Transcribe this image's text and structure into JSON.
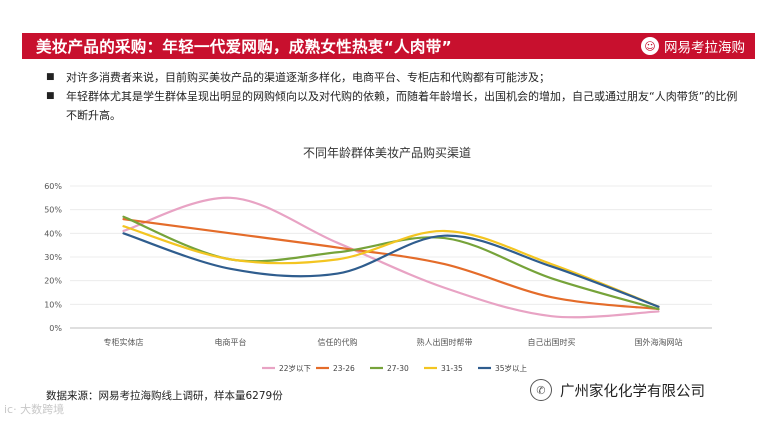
{
  "banner": {
    "title": "美妆产品的采购：年轻一代爱网购，成熟女性热衷“人肉带”",
    "brand_mark": "☺",
    "brand_name": "网易考拉海购"
  },
  "bullets": [
    "对许多消费者来说，目前购买美妆产品的渠道逐渐多样化，电商平台、专柜店和代购都有可能涉及；",
    "年轻群体尤其是学生群体呈现出明显的网购倾向以及对代购的依赖，而随着年龄增长，出国机会的增加，自己或通过朋友“人肉带货”的比例不断升高。"
  ],
  "chart_data": {
    "type": "line",
    "title": "不同年龄群体美妆产品购买渠道",
    "categories": [
      "专柜实体店",
      "电商平台",
      "信任的代购",
      "熟人出国时帮带",
      "自己出国时买",
      "国外海淘网站"
    ],
    "ylim": [
      0,
      60
    ],
    "yticks": [
      "0%",
      "10%",
      "20%",
      "30%",
      "40%",
      "50%",
      "60%"
    ],
    "ytick_values": [
      0,
      10,
      20,
      30,
      40,
      50,
      60
    ],
    "smooth": true,
    "legend_position": "bottom",
    "series": [
      {
        "name": "22岁以下",
        "color": "#e8a3c4",
        "values": [
          41,
          55,
          36,
          17,
          5,
          7
        ]
      },
      {
        "name": "23-26",
        "color": "#e46c2a",
        "values": [
          46,
          40,
          34,
          27,
          13,
          8
        ]
      },
      {
        "name": "27-30",
        "color": "#76a33a",
        "values": [
          47,
          29,
          32,
          38,
          21,
          8
        ]
      },
      {
        "name": "31-35",
        "color": "#f3c521",
        "values": [
          43,
          29,
          29,
          41,
          27,
          9
        ]
      },
      {
        "name": "35岁以上",
        "color": "#2f5d8e",
        "values": [
          40,
          25,
          23,
          39,
          26,
          9
        ]
      }
    ]
  },
  "source": "数据来源：网易考拉海购线上调研，样本量6279份",
  "watermark_left": "ic· 大数跨境",
  "watermark_right": {
    "icon": "✆",
    "text": "广州家化化学有限公司"
  }
}
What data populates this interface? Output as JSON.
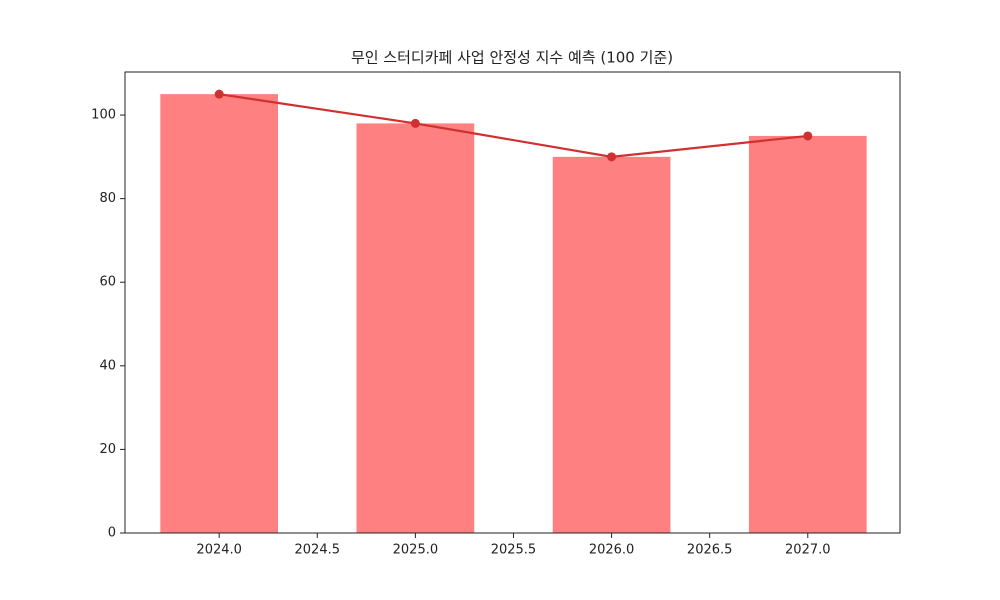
{
  "chart_data": {
    "type": "bar",
    "title": "무인 스터디카페 사업 안정성 지수 예측 (100 기준)",
    "x": [
      2024,
      2025,
      2026,
      2027
    ],
    "series": [
      {
        "type": "bar",
        "color": "#ff8080",
        "values": [
          105,
          98,
          90,
          95
        ]
      },
      {
        "type": "line",
        "color": "#d03030",
        "values": [
          105,
          98,
          90,
          95
        ]
      }
    ],
    "xlim": [
      2023.52,
      2027.47
    ],
    "xticks": [
      {
        "value": 2024,
        "label": "2024.0"
      },
      {
        "value": 2024.5,
        "label": "2024.5"
      },
      {
        "value": 2025,
        "label": "2025.0"
      },
      {
        "value": 2025.5,
        "label": "2025.5"
      },
      {
        "value": 2026,
        "label": "2026.0"
      },
      {
        "value": 2026.5,
        "label": "2026.5"
      },
      {
        "value": 2027,
        "label": "2027.0"
      }
    ],
    "ylim": [
      0,
      110.3
    ],
    "yticks": [
      0,
      20,
      40,
      60,
      80,
      100
    ],
    "grid": false
  }
}
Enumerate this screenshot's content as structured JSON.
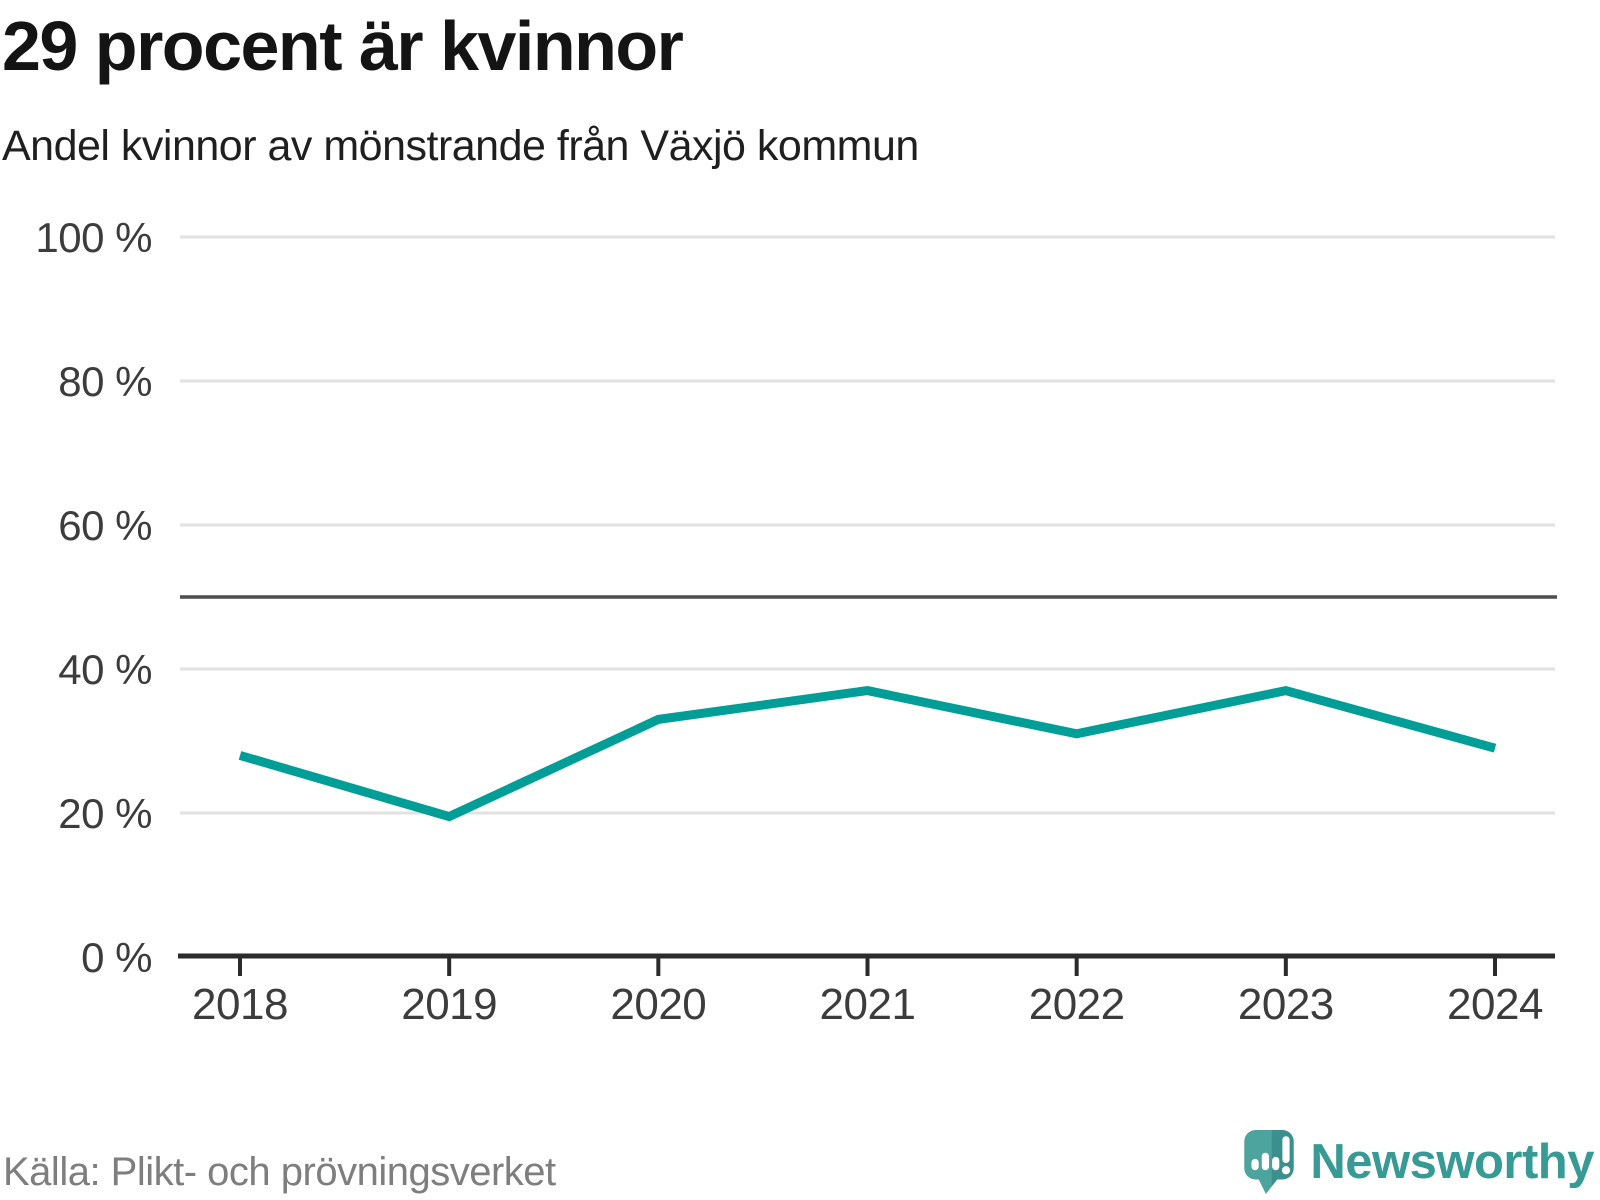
{
  "header": {
    "title": "29 procent är kvinnor",
    "subtitle": "Andel kvinnor av mönstrande från Växjö kommun"
  },
  "chart_data": {
    "type": "line",
    "title": "29 procent är kvinnor",
    "subtitle": "Andel kvinnor av mönstrande från Växjö kommun",
    "categories": [
      "2018",
      "2019",
      "2020",
      "2021",
      "2022",
      "2023",
      "2024"
    ],
    "series": [
      {
        "name": "Andel kvinnor av mönstrande",
        "values": [
          28,
          19.5,
          33,
          37,
          31,
          37,
          29
        ]
      }
    ],
    "xlabel": "",
    "ylabel": "",
    "ylim": [
      0,
      100
    ],
    "yticks": [
      {
        "value": 0,
        "label": "0 %"
      },
      {
        "value": 20,
        "label": "20 %"
      },
      {
        "value": 40,
        "label": "40 %"
      },
      {
        "value": 60,
        "label": "60 %"
      },
      {
        "value": 80,
        "label": "80 %"
      },
      {
        "value": 100,
        "label": "100 %"
      }
    ],
    "reference_line": {
      "value": 50
    },
    "grid": true,
    "legend": "none",
    "unit": "%"
  },
  "footer": {
    "source": "Källa: Plikt- och prövningsverket",
    "brand": "Newsworthy"
  },
  "icons": {
    "brand_logo": "newsworthy-speech-bubble-bar-chart-icon"
  },
  "colors": {
    "line": "#009e96",
    "grid": "#e2e2e2",
    "reference": "#4d4d4d",
    "axis": "#2b2b2b",
    "tick_label": "#3c3c3c",
    "title_text": "#141414",
    "source_text": "#7e7e7e",
    "brand_teal": "#379a94",
    "logo_fill_light": "#4da49f",
    "logo_fill_dark": "#3b8f8d"
  }
}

## Directions
Make a copy of each line that contains the string "this".

## Written response
Transcribe this image's text and structure into JSON.
What data populates this interface? Output as JSON.
Enumerate this screenshot's content as structured JSON.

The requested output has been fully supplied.